(Given information)
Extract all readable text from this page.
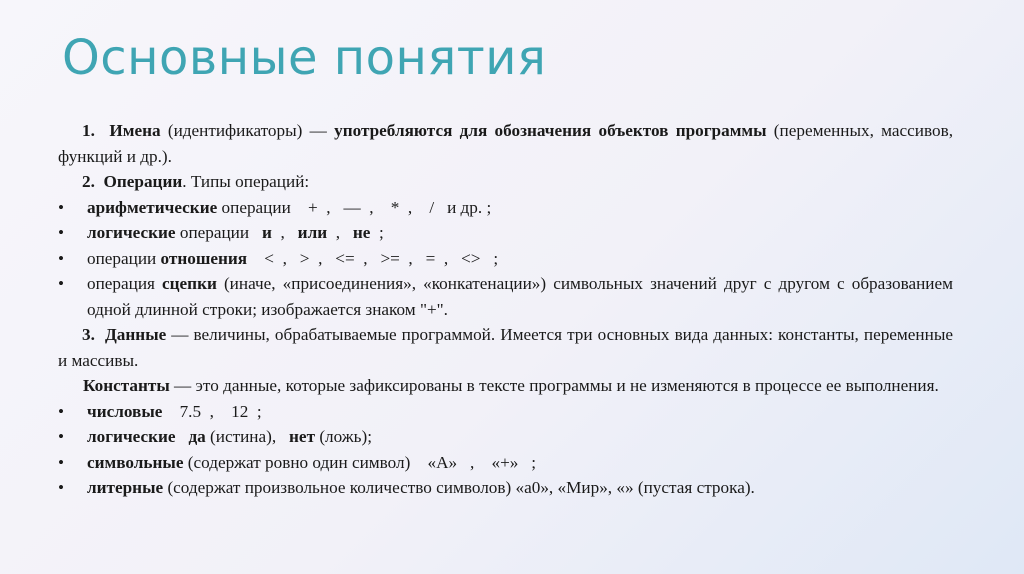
Основные понятия
1. Имена (идентификаторы) — употребляются для обозначения объектов программы (переменных, массивов, функций и др.).
2. Операции. Типы операций:
• арифметические операции +  ,   —  ,    *  ,    / и др. ;
• логические операции и  ,   или  ,   не ;
• операции отношения <  ,   >  ,   <=  ,   >=  ,   =  ,   <> ;
• операция сцепки (иначе, «присоединения», «конкатенации») символьных значений друг с другом с образованием одной длинной строки; изображается знаком "+".
3. Данные — величины, обрабатываемые программой. Имеется три основных вида данных: константы, переменные и массивы.
Константы — это данные, которые зафиксированы в тексте программы и не изменяются в процессе ее выполнения.
• числовые 7.5  ,    12 ;
• логические да (истина),   нет (ложь);
• символьные (содержат ровно один символ) «А»   ,    «+» ;
• литерные (содержат произвольное количество символов) «а0», «Мир», «» (пустая строка).
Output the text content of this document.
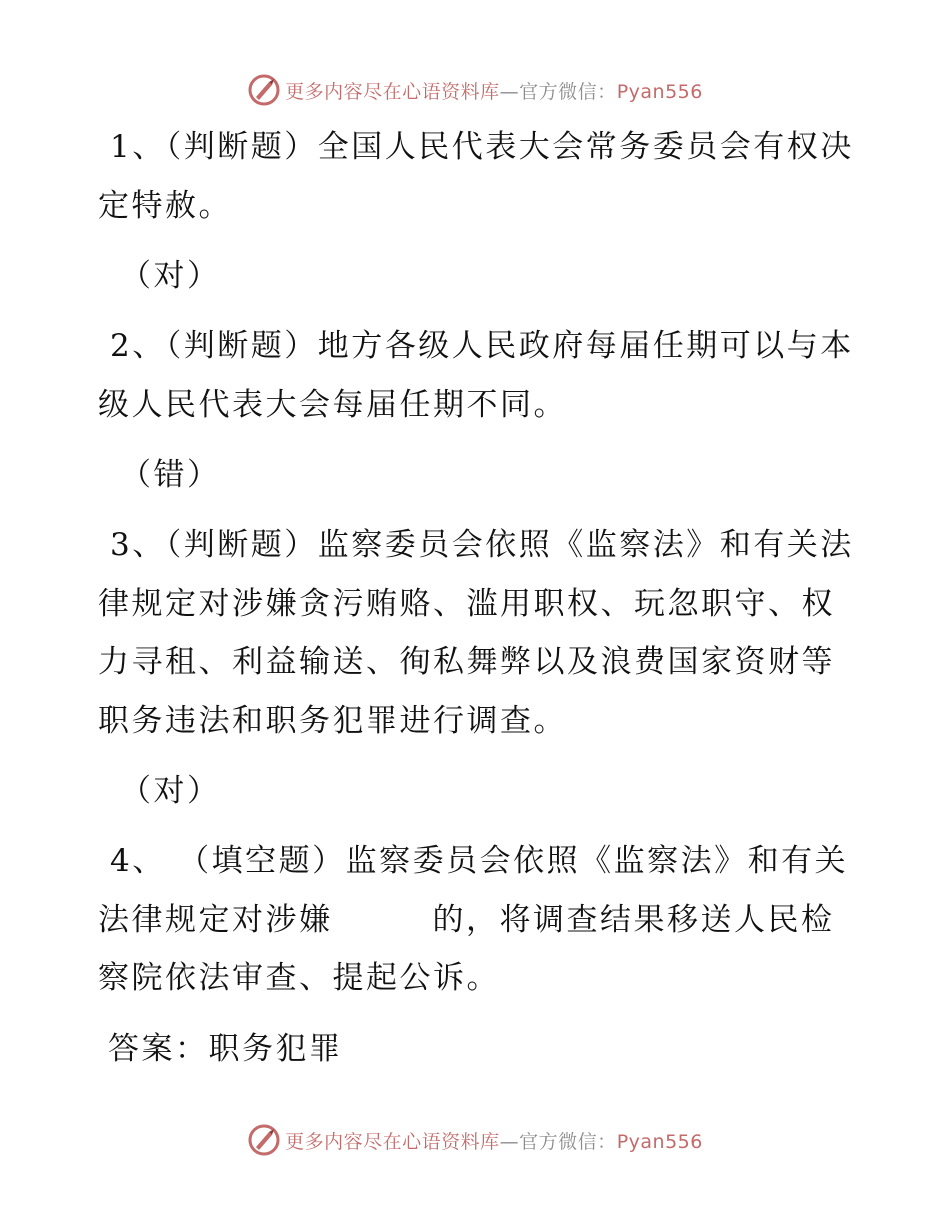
更多内容尽在心语资料库—官方微信：Pyan556

1、（判断题）全国人民代表大会常务委员会有权决定特赦。

（对）

2、（判断题）地方各级人民政府每届任期可以与本级人民代表大会每届任期不同。

（错）

3、（判断题）监察委员会依照《监察法》和有关法律规定对涉嫌贪污贿赂、滥用职权、玩忽职守、权力寻租、利益输送、徇私舞弊以及浪费国家资财等职务违法和职务犯罪进行调查。

（对）

4、 （填空题）监察委员会依照《监察法》和有关法律规定对涉嫌	的，将调查结果移送人民检察院依法审查、提起公诉。

答案：职务犯罪

更多内容尽在心语资料库—官方微信：Pyan556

(Objective) Gather all lines where the word "программы" appears.

(Written answer)
1. Имена (идентификаторы) — употребляются для обозначения объектов программы (переменных, массивов, функций и др.).
Константы — это данные, которые зафиксированы в тексте программы и не изменяются в процессе ее выполнения.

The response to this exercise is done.